== EXERCISE INSTRUCTIONS ==
Leave the pictures out and print every record below exactly as it stands.

== GIVEN ENTRIES ==

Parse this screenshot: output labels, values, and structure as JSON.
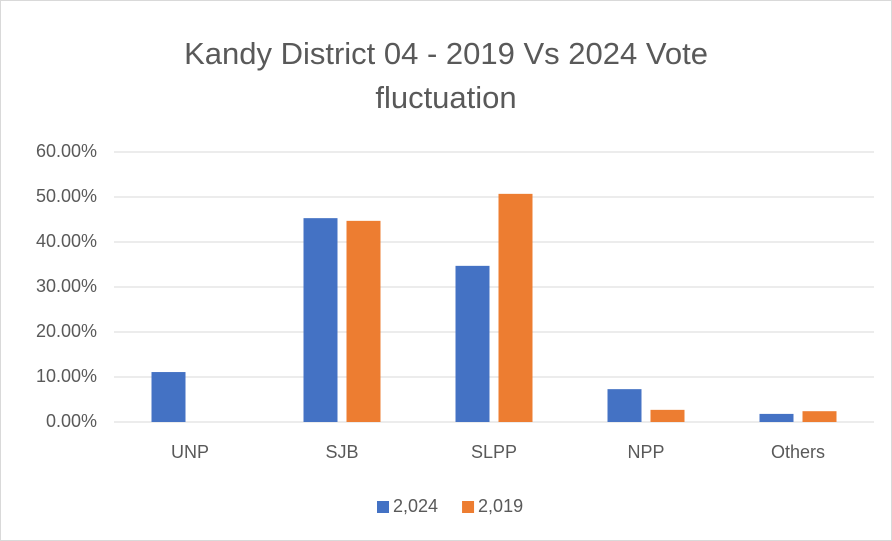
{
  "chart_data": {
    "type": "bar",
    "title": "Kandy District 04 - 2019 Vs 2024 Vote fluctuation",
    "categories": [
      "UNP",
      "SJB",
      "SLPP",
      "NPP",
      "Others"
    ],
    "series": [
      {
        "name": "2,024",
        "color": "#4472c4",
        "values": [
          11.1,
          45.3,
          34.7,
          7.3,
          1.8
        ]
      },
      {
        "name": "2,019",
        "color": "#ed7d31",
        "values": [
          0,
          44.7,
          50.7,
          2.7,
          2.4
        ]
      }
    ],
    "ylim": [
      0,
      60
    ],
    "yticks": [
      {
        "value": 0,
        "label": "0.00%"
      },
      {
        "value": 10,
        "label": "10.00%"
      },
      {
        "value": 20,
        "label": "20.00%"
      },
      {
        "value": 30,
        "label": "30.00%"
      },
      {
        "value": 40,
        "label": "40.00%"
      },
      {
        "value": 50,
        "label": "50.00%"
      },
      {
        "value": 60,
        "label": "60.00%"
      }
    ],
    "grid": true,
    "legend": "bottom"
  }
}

== WRITTEN SOLUTION ==
Parse this screenshot: output labels, values, and structure as JSON.
{
  "chart_data": {
    "type": "bar",
    "title": "Kandy District 04 - 2019 Vs 2024 Vote fluctuation",
    "categories": [
      "UNP",
      "SJB",
      "SLPP",
      "NPP",
      "Others"
    ],
    "series": [
      {
        "name": "2,024",
        "color": "#4472c4",
        "values": [
          11.1,
          45.3,
          34.7,
          7.3,
          1.8
        ]
      },
      {
        "name": "2,019",
        "color": "#ed7d31",
        "values": [
          0,
          44.7,
          50.7,
          2.7,
          2.4
        ]
      }
    ],
    "ylim": [
      0,
      60
    ],
    "yticks": [
      {
        "value": 0,
        "label": "0.00%"
      },
      {
        "value": 10,
        "label": "10.00%"
      },
      {
        "value": 20,
        "label": "20.00%"
      },
      {
        "value": 30,
        "label": "30.00%"
      },
      {
        "value": 40,
        "label": "40.00%"
      },
      {
        "value": 50,
        "label": "50.00%"
      },
      {
        "value": 60,
        "label": "60.00%"
      }
    ],
    "grid": true,
    "legend": "bottom"
  }
}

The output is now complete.